Begin AVAILABLE DATA

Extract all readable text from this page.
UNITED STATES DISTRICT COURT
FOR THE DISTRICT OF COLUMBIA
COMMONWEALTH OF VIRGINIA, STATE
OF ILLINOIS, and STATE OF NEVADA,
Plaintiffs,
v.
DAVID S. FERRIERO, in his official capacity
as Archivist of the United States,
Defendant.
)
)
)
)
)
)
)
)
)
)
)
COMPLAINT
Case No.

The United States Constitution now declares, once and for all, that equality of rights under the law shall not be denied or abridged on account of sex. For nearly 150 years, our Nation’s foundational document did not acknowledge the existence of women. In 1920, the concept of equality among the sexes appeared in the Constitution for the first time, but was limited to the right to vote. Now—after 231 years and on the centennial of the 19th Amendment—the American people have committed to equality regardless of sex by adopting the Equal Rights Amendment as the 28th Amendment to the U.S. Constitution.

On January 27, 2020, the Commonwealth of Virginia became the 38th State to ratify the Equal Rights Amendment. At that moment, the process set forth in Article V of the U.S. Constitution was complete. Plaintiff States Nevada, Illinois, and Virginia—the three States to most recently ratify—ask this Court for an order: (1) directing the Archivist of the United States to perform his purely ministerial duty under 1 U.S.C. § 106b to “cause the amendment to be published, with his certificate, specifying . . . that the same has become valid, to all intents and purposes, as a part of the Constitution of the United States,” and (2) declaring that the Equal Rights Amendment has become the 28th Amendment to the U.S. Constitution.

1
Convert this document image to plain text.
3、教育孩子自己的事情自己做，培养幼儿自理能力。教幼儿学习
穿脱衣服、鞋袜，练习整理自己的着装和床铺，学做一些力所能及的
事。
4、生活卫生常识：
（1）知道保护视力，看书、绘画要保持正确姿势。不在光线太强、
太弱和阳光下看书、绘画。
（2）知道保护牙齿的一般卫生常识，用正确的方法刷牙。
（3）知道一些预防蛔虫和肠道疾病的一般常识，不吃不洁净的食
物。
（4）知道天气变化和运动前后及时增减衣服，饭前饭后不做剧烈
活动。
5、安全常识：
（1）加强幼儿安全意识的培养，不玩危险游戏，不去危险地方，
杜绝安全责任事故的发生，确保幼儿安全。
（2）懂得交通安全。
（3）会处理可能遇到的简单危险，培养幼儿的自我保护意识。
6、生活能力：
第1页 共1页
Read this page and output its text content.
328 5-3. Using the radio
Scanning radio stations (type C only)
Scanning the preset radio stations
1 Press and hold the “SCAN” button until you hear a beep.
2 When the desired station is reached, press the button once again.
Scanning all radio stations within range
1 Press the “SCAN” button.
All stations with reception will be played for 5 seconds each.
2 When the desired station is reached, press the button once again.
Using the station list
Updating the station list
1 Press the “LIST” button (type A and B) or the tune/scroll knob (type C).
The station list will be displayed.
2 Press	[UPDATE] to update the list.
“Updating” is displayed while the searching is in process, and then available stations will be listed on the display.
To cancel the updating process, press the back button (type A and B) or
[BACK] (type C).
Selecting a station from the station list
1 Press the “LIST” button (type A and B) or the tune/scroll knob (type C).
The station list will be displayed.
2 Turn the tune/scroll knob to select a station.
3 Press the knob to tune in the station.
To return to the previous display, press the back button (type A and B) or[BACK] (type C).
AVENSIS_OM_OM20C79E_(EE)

End AVAILABLE DATA

**GOAL OF THE EXERCISE:** Pick every line with "DISTRICT" in it and copy it.

**FULL RESPONSE:**
UNITED STATES DISTRICT COURT
FOR THE DISTRICT OF COLUMBIA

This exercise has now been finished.